-- DESCRIPTION OF THE TASK --
Each of the entries should be retyped precisely as it appears.

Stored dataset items

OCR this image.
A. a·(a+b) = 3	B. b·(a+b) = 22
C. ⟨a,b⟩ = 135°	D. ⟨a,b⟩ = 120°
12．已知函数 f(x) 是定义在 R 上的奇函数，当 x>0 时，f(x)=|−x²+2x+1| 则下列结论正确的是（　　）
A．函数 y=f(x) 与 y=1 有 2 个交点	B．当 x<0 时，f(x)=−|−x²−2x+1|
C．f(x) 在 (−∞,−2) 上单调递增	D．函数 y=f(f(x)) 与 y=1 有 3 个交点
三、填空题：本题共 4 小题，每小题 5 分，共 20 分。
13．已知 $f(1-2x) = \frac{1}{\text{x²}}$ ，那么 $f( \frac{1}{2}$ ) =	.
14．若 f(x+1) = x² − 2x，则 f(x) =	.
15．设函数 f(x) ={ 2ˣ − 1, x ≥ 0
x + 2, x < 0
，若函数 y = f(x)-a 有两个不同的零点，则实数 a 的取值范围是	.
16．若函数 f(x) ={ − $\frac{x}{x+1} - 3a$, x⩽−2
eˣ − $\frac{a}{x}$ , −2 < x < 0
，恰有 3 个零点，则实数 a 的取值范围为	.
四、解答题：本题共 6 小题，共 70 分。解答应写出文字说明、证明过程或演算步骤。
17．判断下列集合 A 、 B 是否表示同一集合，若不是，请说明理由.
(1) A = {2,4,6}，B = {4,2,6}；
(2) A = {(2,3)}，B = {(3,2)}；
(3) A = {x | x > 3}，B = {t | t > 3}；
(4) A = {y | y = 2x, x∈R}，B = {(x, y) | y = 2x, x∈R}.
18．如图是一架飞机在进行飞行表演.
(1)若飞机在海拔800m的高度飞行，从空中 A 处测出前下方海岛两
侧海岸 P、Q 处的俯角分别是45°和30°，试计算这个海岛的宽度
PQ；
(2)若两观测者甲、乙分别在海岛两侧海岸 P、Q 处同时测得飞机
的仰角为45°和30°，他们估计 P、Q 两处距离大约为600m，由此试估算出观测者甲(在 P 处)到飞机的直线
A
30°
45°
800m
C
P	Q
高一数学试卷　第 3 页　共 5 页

-- WRITTEN ANSWER --
OCR this image.
A. a·(a+b) = 3	B. b·(a+b) = 22
C. ⟨a,b⟩ = 135°	D. ⟨a,b⟩ = 120°
12．已知函数 f(x) 是定义在 R 上的奇函数，当 x>0 时，f(x)=|−x²+2x+1| 则下列结论正确的是（　　）
A．函数 y=f(x) 与 y=1 有 2 个交点	B．当 x<0 时，f(x)=−|−x²−2x+1|
C．f(x) 在 (−∞,−2) 上单调递增	D．函数 y=f(f(x)) 与 y=1 有 3 个交点
三、填空题：本题共 4 小题，每小题 5 分，共 20 分。
13．已知 $f(1-2x) = \frac{1}{\text{x²}}$ ，那么 $f( \frac{1}{2}$ ) =	.
14．若 f(x+1) = x² − 2x，则 f(x) =	.
15．设函数 f(x) ={ 2ˣ − 1, x ≥ 0
x + 2, x < 0
，若函数 y = f(x)-a 有两个不同的零点，则实数 a 的取值范围是	.
16．若函数 f(x) ={ − $\frac{x}{x+1} - 3a$, x⩽−2
eˣ − $\frac{a}{x}$ , −2 < x < 0
，恰有 3 个零点，则实数 a 的取值范围为	.
四、解答题：本题共 6 小题，共 70 分。解答应写出文字说明、证明过程或演算步骤。
17．判断下列集合 A 、 B 是否表示同一集合，若不是，请说明理由.
(1) A = {2,4,6}，B = {4,2,6}；
(2) A = {(2,3)}，B = {(3,2)}；
(3) A = {x | x > 3}，B = {t | t > 3}；
(4) A = {y | y = 2x, x∈R}，B = {(x, y) | y = 2x, x∈R}.
18．如图是一架飞机在进行飞行表演.
(1)若飞机在海拔800m的高度飞行，从空中 A 处测出前下方海岛两
侧海岸 P、Q 处的俯角分别是45°和30°，试计算这个海岛的宽度
PQ；
(2)若两观测者甲、乙分别在海岛两侧海岸 P、Q 处同时测得飞机
的仰角为45°和30°，他们估计 P、Q 两处距离大约为600m，由此试估算出观测者甲(在 P 处)到飞机的直线
A
30°
45°
800m
C
P	Q
高一数学试卷　第 3 页　共 5 页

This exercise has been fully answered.